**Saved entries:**
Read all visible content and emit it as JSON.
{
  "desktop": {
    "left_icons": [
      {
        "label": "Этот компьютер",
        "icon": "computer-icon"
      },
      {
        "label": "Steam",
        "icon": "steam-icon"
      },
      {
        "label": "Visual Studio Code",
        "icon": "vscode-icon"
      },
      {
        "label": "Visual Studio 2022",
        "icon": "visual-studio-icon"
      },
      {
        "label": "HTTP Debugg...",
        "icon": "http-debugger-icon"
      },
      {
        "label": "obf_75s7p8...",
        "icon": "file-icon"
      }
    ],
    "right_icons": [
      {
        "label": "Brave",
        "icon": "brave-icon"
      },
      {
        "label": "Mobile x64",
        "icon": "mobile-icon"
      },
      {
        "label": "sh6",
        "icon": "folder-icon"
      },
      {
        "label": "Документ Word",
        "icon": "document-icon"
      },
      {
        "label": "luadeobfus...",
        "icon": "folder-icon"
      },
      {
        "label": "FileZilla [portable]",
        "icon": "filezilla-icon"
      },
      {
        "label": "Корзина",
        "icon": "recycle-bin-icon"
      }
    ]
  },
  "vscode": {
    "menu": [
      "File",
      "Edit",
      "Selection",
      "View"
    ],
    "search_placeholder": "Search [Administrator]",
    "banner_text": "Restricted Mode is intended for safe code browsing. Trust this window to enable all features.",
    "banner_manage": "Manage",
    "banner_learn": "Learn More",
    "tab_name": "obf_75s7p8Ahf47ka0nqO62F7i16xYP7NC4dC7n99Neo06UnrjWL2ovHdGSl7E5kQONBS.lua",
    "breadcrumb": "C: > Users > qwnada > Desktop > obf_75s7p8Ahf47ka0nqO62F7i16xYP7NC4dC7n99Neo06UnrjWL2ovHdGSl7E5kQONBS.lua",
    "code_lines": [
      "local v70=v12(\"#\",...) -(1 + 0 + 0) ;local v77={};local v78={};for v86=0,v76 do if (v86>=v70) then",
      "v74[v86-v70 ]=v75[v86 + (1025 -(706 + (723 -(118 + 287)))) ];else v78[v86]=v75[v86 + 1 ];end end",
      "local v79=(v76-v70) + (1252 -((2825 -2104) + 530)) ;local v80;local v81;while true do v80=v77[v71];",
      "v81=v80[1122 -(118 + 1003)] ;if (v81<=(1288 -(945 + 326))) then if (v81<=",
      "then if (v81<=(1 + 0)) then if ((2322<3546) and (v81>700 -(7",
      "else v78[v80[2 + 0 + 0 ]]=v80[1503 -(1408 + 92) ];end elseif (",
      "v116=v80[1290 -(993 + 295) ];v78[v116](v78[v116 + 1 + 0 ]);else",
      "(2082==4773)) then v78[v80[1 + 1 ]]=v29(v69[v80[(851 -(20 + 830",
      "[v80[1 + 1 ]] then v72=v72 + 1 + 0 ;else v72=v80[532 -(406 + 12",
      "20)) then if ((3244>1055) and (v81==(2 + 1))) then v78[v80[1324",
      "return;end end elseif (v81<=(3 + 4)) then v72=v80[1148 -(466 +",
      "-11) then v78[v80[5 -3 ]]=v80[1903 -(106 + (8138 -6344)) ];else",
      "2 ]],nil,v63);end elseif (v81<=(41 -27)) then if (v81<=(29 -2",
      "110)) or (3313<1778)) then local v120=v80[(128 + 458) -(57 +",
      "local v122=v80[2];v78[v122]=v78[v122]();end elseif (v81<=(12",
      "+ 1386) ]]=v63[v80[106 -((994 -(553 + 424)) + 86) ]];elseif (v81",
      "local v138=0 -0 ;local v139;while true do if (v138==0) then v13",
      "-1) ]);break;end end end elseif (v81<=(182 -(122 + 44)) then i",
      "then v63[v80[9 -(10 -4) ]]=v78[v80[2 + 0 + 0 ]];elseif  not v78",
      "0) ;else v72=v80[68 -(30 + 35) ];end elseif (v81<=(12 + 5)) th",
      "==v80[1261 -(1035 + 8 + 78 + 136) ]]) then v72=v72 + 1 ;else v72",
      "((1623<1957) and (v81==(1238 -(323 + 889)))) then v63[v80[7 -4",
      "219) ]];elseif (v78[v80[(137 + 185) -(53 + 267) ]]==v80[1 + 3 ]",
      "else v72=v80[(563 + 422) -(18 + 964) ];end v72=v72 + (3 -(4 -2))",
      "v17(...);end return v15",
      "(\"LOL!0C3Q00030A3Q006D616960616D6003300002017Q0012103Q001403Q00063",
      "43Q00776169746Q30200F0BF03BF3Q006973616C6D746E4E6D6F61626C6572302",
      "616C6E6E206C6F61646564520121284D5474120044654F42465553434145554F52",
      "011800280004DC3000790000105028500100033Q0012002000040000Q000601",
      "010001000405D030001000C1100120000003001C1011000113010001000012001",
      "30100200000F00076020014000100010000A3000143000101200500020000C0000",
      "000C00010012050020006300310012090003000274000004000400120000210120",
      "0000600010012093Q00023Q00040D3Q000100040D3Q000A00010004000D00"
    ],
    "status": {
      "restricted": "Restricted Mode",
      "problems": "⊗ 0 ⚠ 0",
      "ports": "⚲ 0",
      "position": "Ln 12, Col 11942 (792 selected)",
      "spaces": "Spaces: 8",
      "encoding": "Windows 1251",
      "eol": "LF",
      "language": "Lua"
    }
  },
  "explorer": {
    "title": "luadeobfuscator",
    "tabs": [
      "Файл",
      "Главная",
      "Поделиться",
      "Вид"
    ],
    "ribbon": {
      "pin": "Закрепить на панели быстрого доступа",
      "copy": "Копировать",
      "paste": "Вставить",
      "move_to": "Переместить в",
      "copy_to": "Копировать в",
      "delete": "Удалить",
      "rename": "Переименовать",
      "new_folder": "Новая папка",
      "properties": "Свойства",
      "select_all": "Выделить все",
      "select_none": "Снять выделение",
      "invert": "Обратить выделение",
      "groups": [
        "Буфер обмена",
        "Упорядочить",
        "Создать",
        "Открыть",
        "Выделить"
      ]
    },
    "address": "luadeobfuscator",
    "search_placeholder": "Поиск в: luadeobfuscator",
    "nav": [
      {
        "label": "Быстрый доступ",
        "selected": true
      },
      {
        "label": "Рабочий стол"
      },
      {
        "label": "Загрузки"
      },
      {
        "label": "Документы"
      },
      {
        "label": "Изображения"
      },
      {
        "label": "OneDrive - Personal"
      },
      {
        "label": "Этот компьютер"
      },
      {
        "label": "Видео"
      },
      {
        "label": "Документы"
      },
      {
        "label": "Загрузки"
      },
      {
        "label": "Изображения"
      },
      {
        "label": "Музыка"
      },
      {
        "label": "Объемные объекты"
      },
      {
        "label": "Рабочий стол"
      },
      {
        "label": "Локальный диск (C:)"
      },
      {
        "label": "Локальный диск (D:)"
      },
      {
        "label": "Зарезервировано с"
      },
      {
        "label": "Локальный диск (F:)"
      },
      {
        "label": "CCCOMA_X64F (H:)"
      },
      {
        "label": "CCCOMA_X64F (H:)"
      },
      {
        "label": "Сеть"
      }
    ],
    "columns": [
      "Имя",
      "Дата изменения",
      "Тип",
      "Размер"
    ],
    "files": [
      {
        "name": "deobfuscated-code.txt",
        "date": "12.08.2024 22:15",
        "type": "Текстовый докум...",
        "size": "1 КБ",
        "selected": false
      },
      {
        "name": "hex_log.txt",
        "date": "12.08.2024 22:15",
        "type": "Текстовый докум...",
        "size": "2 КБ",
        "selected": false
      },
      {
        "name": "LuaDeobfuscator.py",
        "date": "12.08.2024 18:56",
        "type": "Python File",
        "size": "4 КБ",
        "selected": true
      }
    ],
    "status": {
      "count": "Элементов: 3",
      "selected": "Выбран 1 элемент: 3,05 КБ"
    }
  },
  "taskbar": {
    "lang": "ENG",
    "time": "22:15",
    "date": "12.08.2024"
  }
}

**Requirement:**
Pull out each line of the listing that holds the string "local".

**Response below:**
      "local v70=v12(\"#\",...) -(1 + 0 + 0) ;local v77={};local v78={};for v86=0,v76 do if (v86>=v70) then",
      "local v79=(v76-v70) + (1252 -((2825 -2104) + 530)) ;local v80;local v81;while true do v80=v77[v71];",
      "110)) or (3313<1778)) then local v120=v80[(128 + 458) -(57 +",
      "local v122=v80[2];v78[v122]=v78[v122]();end elseif (v81<=(12",
      "local v138=0 -0 ;local v139;while true do if (v138==0) then v13",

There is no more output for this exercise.